━━━ Task data

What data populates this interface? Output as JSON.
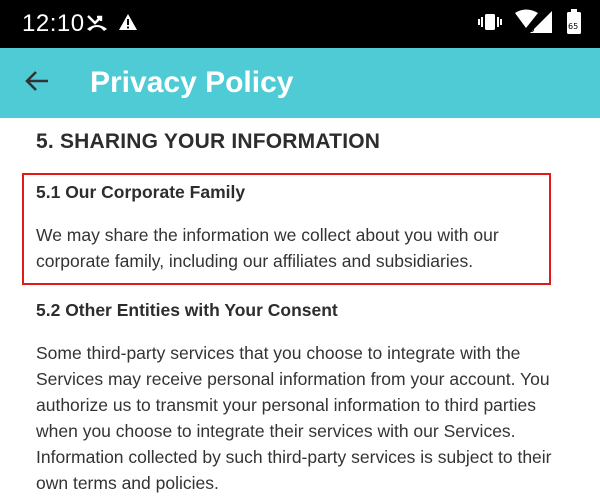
{
  "status_bar": {
    "time": "12:10",
    "left_icons": [
      "missed-call-icon",
      "warning-icon"
    ],
    "right_icons": [
      "vibrate-icon",
      "signal-icon",
      "battery-icon"
    ]
  },
  "app_bar": {
    "back_icon": "arrow-left-icon",
    "title": "Privacy Policy",
    "color": "#4fcbd6"
  },
  "content": {
    "section_title": "5. SHARING YOUR INFORMATION",
    "subsections": [
      {
        "title": "5.1 Our Corporate Family",
        "text": "We may share the information we collect about you with our corporate family, including our affiliates and subsidiaries.",
        "highlighted": true
      },
      {
        "title": "5.2 Other Entities with Your Consent",
        "text": "Some third-party services that you choose to integrate with the Services may receive personal information from your account. You authorize us to transmit your personal information to third parties when you choose to integrate their services with our Services. Information collected by such third-party services is subject to their own terms and policies.",
        "highlighted": false
      }
    ],
    "highlight_color": "#e31919"
  }
}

━━━━━━

• **Exercise objective**
Reproduce all of the data exactly; the pictures do not belong in the copy.

• **Answer in full**
What data populates this interface? Output as JSON.
{
  "status_bar": {
    "time": "12:10",
    "left_icons": [
      "missed-call-icon",
      "warning-icon"
    ],
    "right_icons": [
      "vibrate-icon",
      "signal-icon",
      "battery-icon"
    ]
  },
  "app_bar": {
    "back_icon": "arrow-left-icon",
    "title": "Privacy Policy",
    "color": "#4fcbd6"
  },
  "content": {
    "section_title": "5. SHARING YOUR INFORMATION",
    "subsections": [
      {
        "title": "5.1 Our Corporate Family",
        "text": "We may share the information we collect about you with our corporate family, including our affiliates and subsidiaries.",
        "highlighted": true
      },
      {
        "title": "5.2 Other Entities with Your Consent",
        "text": "Some third-party services that you choose to integrate with the Services may receive personal information from your account. You authorize us to transmit your personal information to third parties when you choose to integrate their services with our Services. Information collected by such third-party services is subject to their own terms and policies.",
        "highlighted": false
      }
    ],
    "highlight_color": "#e31919"
  }
}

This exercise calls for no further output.